Dataset items
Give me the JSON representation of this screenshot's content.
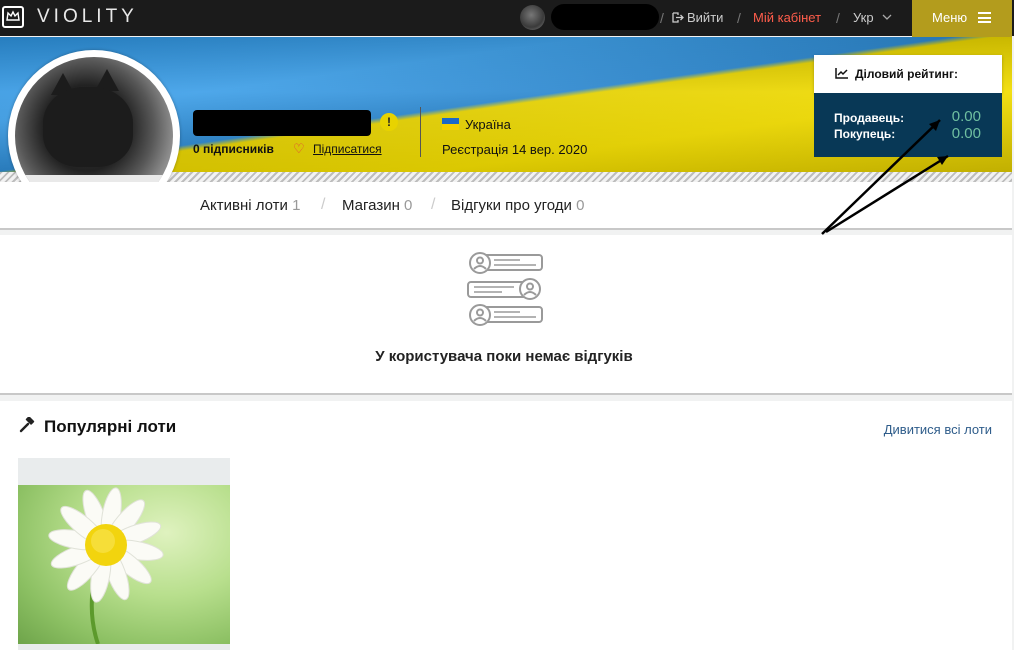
{
  "nav": {
    "logo": "VIOLITY",
    "logout": "Вийти",
    "cabinet": "Мій кабінет",
    "lang": "Укр",
    "menu": "Меню",
    "sep": "/"
  },
  "profile": {
    "followers": "0 підписників",
    "subscribe": "Підписатися",
    "country": "Україна",
    "registered": "Реєстрація 14 вер. 2020",
    "warning": "!"
  },
  "rating": {
    "title": "Діловий рейтинг:",
    "seller_label": "Продавець:",
    "seller_value": "0.00",
    "buyer_label": "Покупець:",
    "buyer_value": "0.00"
  },
  "tabs": [
    {
      "label": "Активні лоти",
      "count": "1"
    },
    {
      "label": "Магазин",
      "count": "0"
    },
    {
      "label": "Відгуки про угоди",
      "count": "0"
    }
  ],
  "reviews": {
    "empty": "У користувача поки немає відгуків"
  },
  "popular": {
    "title": "Популярні лоти",
    "see_all": "Дивитися всі лоти"
  },
  "colors": {
    "nav_bg": "#1b1b1b",
    "menu_bg": "#b39c1d",
    "cabinet": "#ff5d4b",
    "rating_bg": "#083856",
    "rating_value": "#6fbfa1"
  },
  "icons": [
    "logo-icon",
    "logout-icon",
    "chevron-down-icon",
    "menu-icon",
    "warning-icon",
    "heart-icon",
    "flag-ua-icon",
    "chart-icon",
    "reviews-empty-icon",
    "hammer-icon"
  ]
}
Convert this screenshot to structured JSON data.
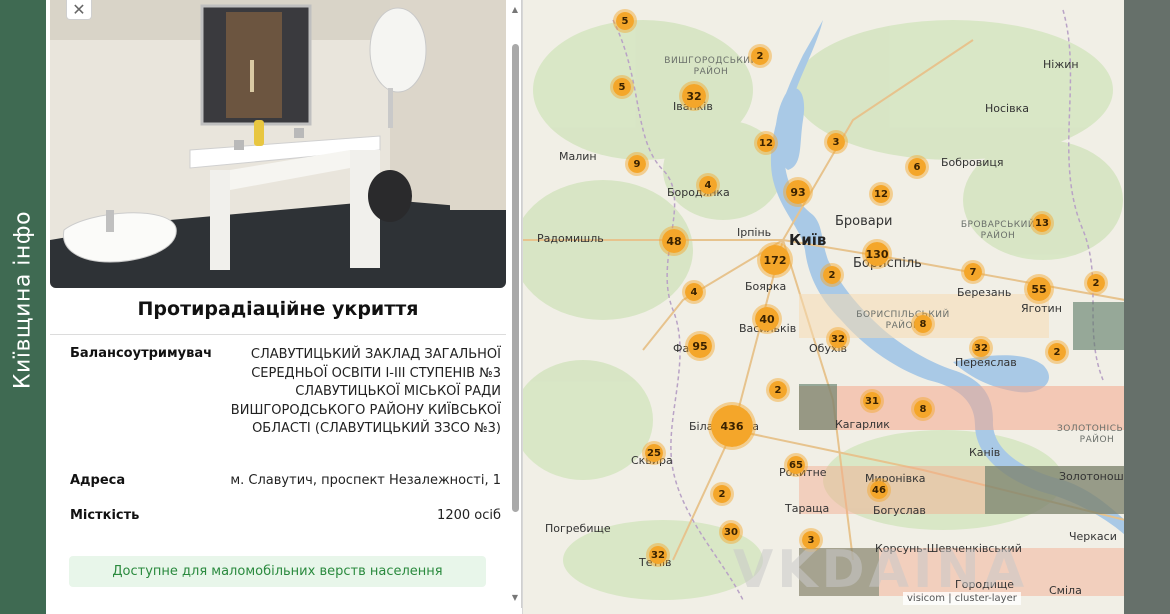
{
  "brand": {
    "name": "Київщина інфо"
  },
  "popup": {
    "close_icon": "close-icon",
    "title": "Протирадіаційне укриття",
    "owner_label": "Балансоутримувач",
    "owner_value": "СЛАВУТИЦЬКИЙ ЗАКЛАД ЗАГАЛЬНОЇ СЕРЕДНЬОЇ ОСВІТИ І-ІІІ СТУПЕНІВ №3 СЛАВУТИЦЬКОЇ МІСЬКОЇ РАДИ ВИШГОРОДСЬКОГО РАЙОНУ КИЇВСЬКОЇ ОБЛАСТІ (СЛАВУТИЦЬКИЙ ЗЗСО №3)",
    "address_label": "Адреса",
    "address_value": "м. Славутич, проспект Незалежності, 1",
    "capacity_label": "Місткість",
    "capacity_value": "1200 осіб",
    "accessibility_badge": "Доступне для маломобільних верств населення",
    "scroll_up_icon": "▲",
    "scroll_down_icon": "▼"
  },
  "map": {
    "places": [
      {
        "id": "nizhyn",
        "name": "Ніжин"
      },
      {
        "id": "nosivka",
        "name": "Носівка"
      },
      {
        "id": "malyn",
        "name": "Малин"
      },
      {
        "id": "ivankiv",
        "name": "Іванків"
      },
      {
        "id": "borodianka",
        "name": "Бородянка"
      },
      {
        "id": "bobrovytsia",
        "name": "Бобровиця"
      },
      {
        "id": "radomyshl",
        "name": "Радомишль"
      },
      {
        "id": "irpin",
        "name": "Ірпінь"
      },
      {
        "id": "kyiv",
        "name": "Київ"
      },
      {
        "id": "brovary",
        "name": "Бровари"
      },
      {
        "id": "boryspil",
        "name": "Бориспіль"
      },
      {
        "id": "boiarka",
        "name": "Боярка"
      },
      {
        "id": "berezan",
        "name": "Березань"
      },
      {
        "id": "yahotyn",
        "name": "Яготин"
      },
      {
        "id": "vasylkiv",
        "name": "Васильків"
      },
      {
        "id": "fastiv",
        "name": "Фастів"
      },
      {
        "id": "obukhiv",
        "name": "Обухів"
      },
      {
        "id": "pereiaslav",
        "name": "Переяслав"
      },
      {
        "id": "kaharlyk",
        "name": "Кагарлик"
      },
      {
        "id": "bila_tserkva",
        "name": "Біла Церква"
      },
      {
        "id": "skvyra",
        "name": "Сквира"
      },
      {
        "id": "kaniv",
        "name": "Канів"
      },
      {
        "id": "rokytne",
        "name": "Рокитне"
      },
      {
        "id": "myronivka",
        "name": "Миронівка"
      },
      {
        "id": "zolotonosha",
        "name": "Золотоноша"
      },
      {
        "id": "tarashcha",
        "name": "Тараща"
      },
      {
        "id": "bohuslav",
        "name": "Богуслав"
      },
      {
        "id": "pohrebyshche",
        "name": "Погребище"
      },
      {
        "id": "korsun",
        "name": "Корсунь-Шевченківський"
      },
      {
        "id": "cherkasy",
        "name": "Черкаси"
      },
      {
        "id": "horodyshche",
        "name": "Городище"
      },
      {
        "id": "smila",
        "name": "Сміла"
      },
      {
        "id": "tetiiv",
        "name": "Тетіїв"
      }
    ],
    "districts": [
      {
        "id": "vyshhorod",
        "name": "ВИШГОРОДСЬКИЙ РАЙОН"
      },
      {
        "id": "brovary_d",
        "name": "БРОВАРСЬКИЙ РАЙОН"
      },
      {
        "id": "boryspil_d",
        "name": "БОРИСПІЛЬСЬКИЙ РАЙОН"
      },
      {
        "id": "zolotonosha_d",
        "name": "ЗОЛОТОНІСЬКИЙ РАЙОН"
      }
    ],
    "clusters": [
      {
        "count": "5"
      },
      {
        "count": "2"
      },
      {
        "count": "5"
      },
      {
        "count": "32"
      },
      {
        "count": "12"
      },
      {
        "count": "3"
      },
      {
        "count": "9"
      },
      {
        "count": "4"
      },
      {
        "count": "93"
      },
      {
        "count": "12"
      },
      {
        "count": "6"
      },
      {
        "count": "13"
      },
      {
        "count": "48"
      },
      {
        "count": "172"
      },
      {
        "count": "130"
      },
      {
        "count": "2"
      },
      {
        "count": "7"
      },
      {
        "count": "55"
      },
      {
        "count": "2"
      },
      {
        "count": "4"
      },
      {
        "count": "40"
      },
      {
        "count": "32"
      },
      {
        "count": "8"
      },
      {
        "count": "95"
      },
      {
        "count": "32"
      },
      {
        "count": "2"
      },
      {
        "count": "2"
      },
      {
        "count": "31"
      },
      {
        "count": "8"
      },
      {
        "count": "436"
      },
      {
        "count": "25"
      },
      {
        "count": "65"
      },
      {
        "count": "46"
      },
      {
        "count": "2"
      },
      {
        "count": "30"
      },
      {
        "count": "3"
      },
      {
        "count": "32"
      }
    ],
    "attribution": "visicom | cluster-layer",
    "watermark": "VKDAINA",
    "colors": {
      "cluster": "#f4a62a",
      "water": "#a9c9e6",
      "land": "#f1efe6",
      "brand_band": "#3f6a52"
    }
  }
}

§ **TASK BRIEF**
All lines in the data that contain the word "cabinet" should be copied.

§ **THE RESPONSE**
    "cabinet": "Мій кабінет",
    "cabinet": "#ff5d4b",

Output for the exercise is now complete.